### WORK TO BE COMPLETED
Search the listing for "data" and copy every line where it appears.
* START THE INPUT *
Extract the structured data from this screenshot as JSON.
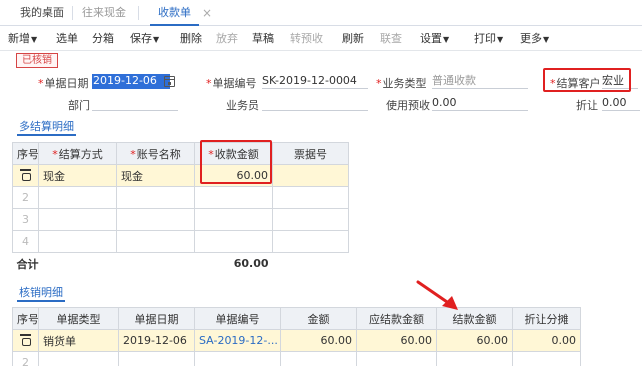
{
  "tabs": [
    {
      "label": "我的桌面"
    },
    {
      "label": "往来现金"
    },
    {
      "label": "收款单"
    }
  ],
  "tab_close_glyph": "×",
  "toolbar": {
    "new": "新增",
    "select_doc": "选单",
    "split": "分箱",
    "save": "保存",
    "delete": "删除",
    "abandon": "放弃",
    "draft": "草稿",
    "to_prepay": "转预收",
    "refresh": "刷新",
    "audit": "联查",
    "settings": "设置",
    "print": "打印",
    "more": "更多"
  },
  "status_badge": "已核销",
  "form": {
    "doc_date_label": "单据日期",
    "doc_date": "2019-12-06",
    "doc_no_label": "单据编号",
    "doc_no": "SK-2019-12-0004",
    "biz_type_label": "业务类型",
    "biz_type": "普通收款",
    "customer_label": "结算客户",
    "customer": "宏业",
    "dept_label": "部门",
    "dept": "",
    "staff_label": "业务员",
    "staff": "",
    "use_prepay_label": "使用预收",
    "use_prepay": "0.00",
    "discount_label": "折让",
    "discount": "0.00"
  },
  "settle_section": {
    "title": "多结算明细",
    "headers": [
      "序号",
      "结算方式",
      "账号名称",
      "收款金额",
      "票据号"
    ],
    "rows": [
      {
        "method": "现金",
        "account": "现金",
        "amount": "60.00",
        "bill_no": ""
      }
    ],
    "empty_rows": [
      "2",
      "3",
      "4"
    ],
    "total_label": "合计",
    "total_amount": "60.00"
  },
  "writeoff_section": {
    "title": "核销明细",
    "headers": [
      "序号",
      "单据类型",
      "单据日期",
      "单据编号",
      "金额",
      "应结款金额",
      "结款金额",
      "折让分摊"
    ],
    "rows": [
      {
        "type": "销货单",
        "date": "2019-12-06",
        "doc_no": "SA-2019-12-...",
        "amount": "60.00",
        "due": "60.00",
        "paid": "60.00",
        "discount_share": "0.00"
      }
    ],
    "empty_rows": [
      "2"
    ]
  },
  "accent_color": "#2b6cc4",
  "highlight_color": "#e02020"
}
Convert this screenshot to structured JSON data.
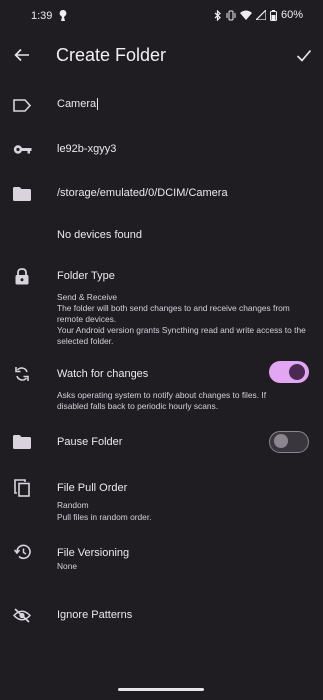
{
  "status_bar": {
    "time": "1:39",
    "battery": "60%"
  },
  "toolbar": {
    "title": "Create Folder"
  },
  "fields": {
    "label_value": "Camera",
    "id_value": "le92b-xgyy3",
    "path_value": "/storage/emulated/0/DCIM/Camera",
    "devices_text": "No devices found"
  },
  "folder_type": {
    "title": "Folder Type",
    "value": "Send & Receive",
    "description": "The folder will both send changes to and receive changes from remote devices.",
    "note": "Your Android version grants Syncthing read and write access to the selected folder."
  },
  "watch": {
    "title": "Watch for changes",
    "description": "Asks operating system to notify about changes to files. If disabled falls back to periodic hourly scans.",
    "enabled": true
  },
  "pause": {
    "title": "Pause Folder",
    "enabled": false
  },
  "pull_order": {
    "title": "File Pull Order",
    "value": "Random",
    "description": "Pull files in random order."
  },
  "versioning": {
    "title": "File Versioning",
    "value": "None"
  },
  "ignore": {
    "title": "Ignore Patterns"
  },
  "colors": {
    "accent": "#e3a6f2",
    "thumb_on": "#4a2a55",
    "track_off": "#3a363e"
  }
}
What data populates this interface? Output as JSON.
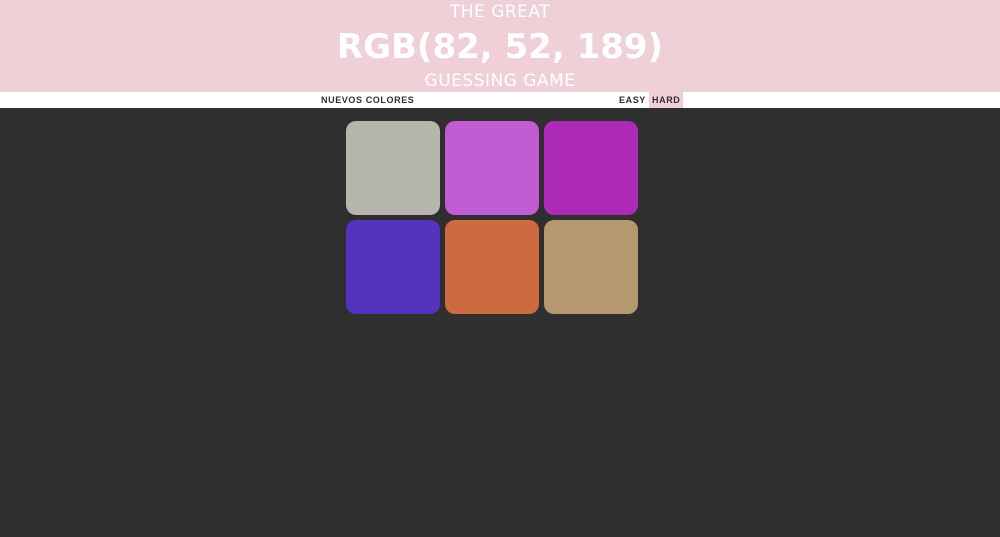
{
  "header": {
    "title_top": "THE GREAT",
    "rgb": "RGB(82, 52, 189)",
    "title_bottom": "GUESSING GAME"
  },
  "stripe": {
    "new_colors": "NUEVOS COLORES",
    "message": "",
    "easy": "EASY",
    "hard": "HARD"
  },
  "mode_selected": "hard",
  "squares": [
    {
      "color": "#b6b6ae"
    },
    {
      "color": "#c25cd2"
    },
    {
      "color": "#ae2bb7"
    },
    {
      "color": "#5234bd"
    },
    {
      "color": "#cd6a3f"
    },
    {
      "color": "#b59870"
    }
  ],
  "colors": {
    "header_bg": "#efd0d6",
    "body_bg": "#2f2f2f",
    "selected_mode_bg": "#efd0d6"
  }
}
* END THE INPUT *
### EXERCISE ANSWER
Extract the structured data from this screenshot as JSON.
Convert this screenshot to structured JSON data.
What data populates this interface? Output as JSON.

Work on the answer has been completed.